**WHAT THIS TASK INVOLVES**
Gather each line of the records where "apres" appears.

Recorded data
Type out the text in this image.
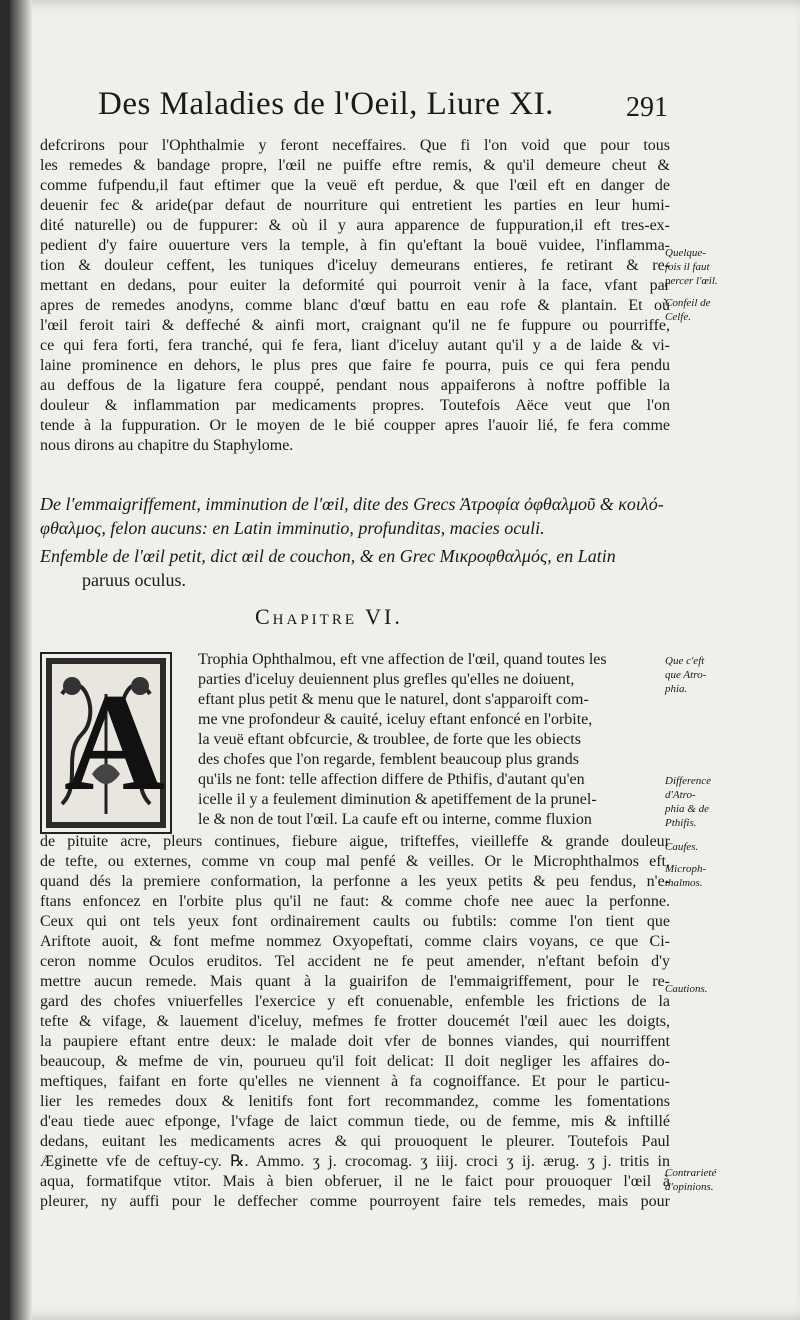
Des Maladies de l'Oeil, Liure XI.	291
defcrirons pour l'Ophthalmie y feront neceffaires. Que fi l'on void que pour tous
les remedes & bandage propre, l'œil ne puiffe eftre remis, & qu'il demeure cheut &
comme fufpendu,il faut eftimer que la veuë eft perdue, & que l'œil eft en danger de
deuenir fec & aride(par defaut de nourriture qui entretient les parties en leur humi-
dité naturelle) ou de fuppurer: & où il y aura apparence de fuppuration,il eft tres-ex-
pedient d'y faire ouuerture vers la temple, à fin qu'eftant la bouë vuidee, l'inflamma-
tion & douleur ceffent, les tuniques d'iceluy demeurans entieres, fe retirant & re-
mettant en dedans, pour euiter la deformité qui pourroit venir à la face, vfant par
apres de remedes anodyns, comme blanc d'œuf battu en eau rofe & plantain. Et où
l'œil feroit tairi & deffeché & ainfi mort, craignant qu'il ne fe fuppure ou pourriffe,
ce qui fera forti, fera tranché, qui fe fera, liant d'iceluy autant qu'il y a de laide & vi-
laine prominence en dehors, le plus pres que faire fe pourra, puis ce qui fera pendu
au deffous de la ligature fera couppé, pendant nous appaiferons à noftre poffible la
douleur & inflammation par medicaments propres. Toutefois Aëce veut que l'on
tende à la fuppuration. Or le moyen de le bié coupper apres l'auoir lié, fe fera comme
nous dirons au chapitre du Staphylome.
De l'emmaigriffement, imminution de l'œil, dite des Grecs Ἀτροφία ὀφθαλμοῦ & κοιλό-
φθαλμος, felon aucuns: en Latin imminutio, profunditas, macies oculi.
Enfemble de l'œil petit, dict œil de couchon, & en Grec Μικροφθαλμός, en Latin
paruus oculus.
Chapitre VI.
A
Trophia Ophthalmou, eft vne affection de l'œil, quand toutes les
parties d'iceluy deuiennent plus grefles qu'elles ne doiuent,
eftant plus petit & menu que le naturel, dont s'apparoift com-
me vne profondeur & cauité, iceluy eftant enfoncé en l'orbite,
la veuë eftant obfcurcie, & troublee, de forte que les obiects
des chofes que l'on regarde, femblent beaucoup plus grands
qu'ils ne font: telle affection differe de Pthifis, d'autant qu'en
icelle il y a feulement diminution & apetiffement de la prunel-
le & non de tout l'œil. La caufe eft ou interne, comme fluxion
de pituite acre, pleurs continues, fiebure aigue, trifteffes, vieilleffe & grande douleur
de tefte, ou externes, comme vn coup mal penfé & veilles. Or le Microphthalmos eft,
quand dés la premiere conformation, la perfonne a les yeux petits & peu fendus, n'e-
ftans enfoncez en l'orbite plus qu'il ne faut: & comme chofe nee auec la perfonne.
Ceux qui ont tels yeux font ordinairement caults ou fubtils: comme l'on tient que
Ariftote auoit, & font mefme nommez Oxyopeftati, comme clairs voyans, ce que Ci-
ceron nomme Oculos eruditos. Tel accident ne fe peut amender, n'eftant befoin d'y
mettre aucun remede. Mais quant à la guairifon de l'emmaigriffement, pour le re-
gard des chofes vniuerfelles l'exercice y eft conuenable, enfemble les frictions de la
tefte & vifage, & lauement d'iceluy, mefmes fe frotter doucemét l'œil auec les doigts,
la paupiere eftant entre deux: le malade doit vfer de bonnes viandes, qui nourriffent
beaucoup, & mefme de vin, pourueu qu'il foit delicat: Il doit negliger les affaires do-
meftiques, faifant en forte qu'elles ne viennent à fa cognoiffance. Et pour le particu-
lier les remedes doux & lenitifs font fort recommandez, comme les fomentations
d'eau tiede auec efponge, l'vfage de laict commun tiede, ou de femme, mis & inftillé
dedans, euitant les medicaments acres & qui prouoquent le pleurer. Toutefois Paul
Æginette vfe de ceftuy-cy. ℞. Ammo. ʒ j. crocomag. ʒ iiij. croci ʒ ij. ærug. ʒ j. tritis in
aqua, formatifque vtitor. Mais à bien obferuer, il ne le faict pour prouoquer l'œil à
pleurer, ny auffi pour le deffecher comme pourroyent faire tels remedes, mais pour
Quelque-
fois il faut
percer l'œil.
Confeil de
Celfe.
Que c'eft
que Atro-
phia.
Difference
d'Atro-
phia & de
Pthifis.
Caufes.
Microph-
thalmos.
Cautions.
Contrarieté
d'opinions.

**EXERCISE SOLUTION**
apres de remedes anodyns, comme blanc d'œuf battu en eau rofe & plantain. Et où
tende à la fuppuration. Or le moyen de le bié coupper apres l'auoir lié, fe fera comme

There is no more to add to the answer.